▸ Supplied material
⟨
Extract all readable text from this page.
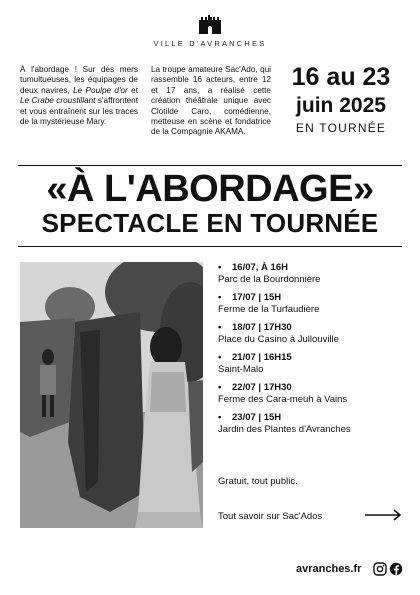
VILLE D'AVRANCHES
À l'abordage ! Sur des mers tumultueuses, les équipages de deux navires, Le Poulpe d'or et Le Crabe croustillant s'affrontent et vous entraînent sur les traces de la mystérieuse Mary.
La troupe amateure Sac'Ado, qui rassemble 16 acteurs, entre 12 et 17 ans, a réalisé cette création théâtrale unique avec Clotilde Caro, comédienne, metteuse en scène et fondatrice de la Compagnie AKAMA.
16 au 23
juin 2025
EN TOURNÉE
«À L'ABORDAGE»
SPECTACLE EN TOURNÉE
• 16/07, À 16H
Parc de la Bourdonnière
• 17/07 | 15H
Ferme de la Turfaudière
• 18/07 | 17H30
Place du Casino à Jullouville
• 21/07 | 16H15
Saint-Malo
• 22/07 | 17H30
Ferme des Cara-meuh à Vains
• 23/07 | 15H
Jardin des Plantes d'Avranches
Gratuit, tout public.
Tout savoir sur Sac'Ados
avranches.fr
⟩
▸ Work to complete
Show all lines in the entries above where the string "Ferme" appears.

▸ Answer to the problem
Ferme de la Turfaudière
Ferme des Cara-meuh à Vains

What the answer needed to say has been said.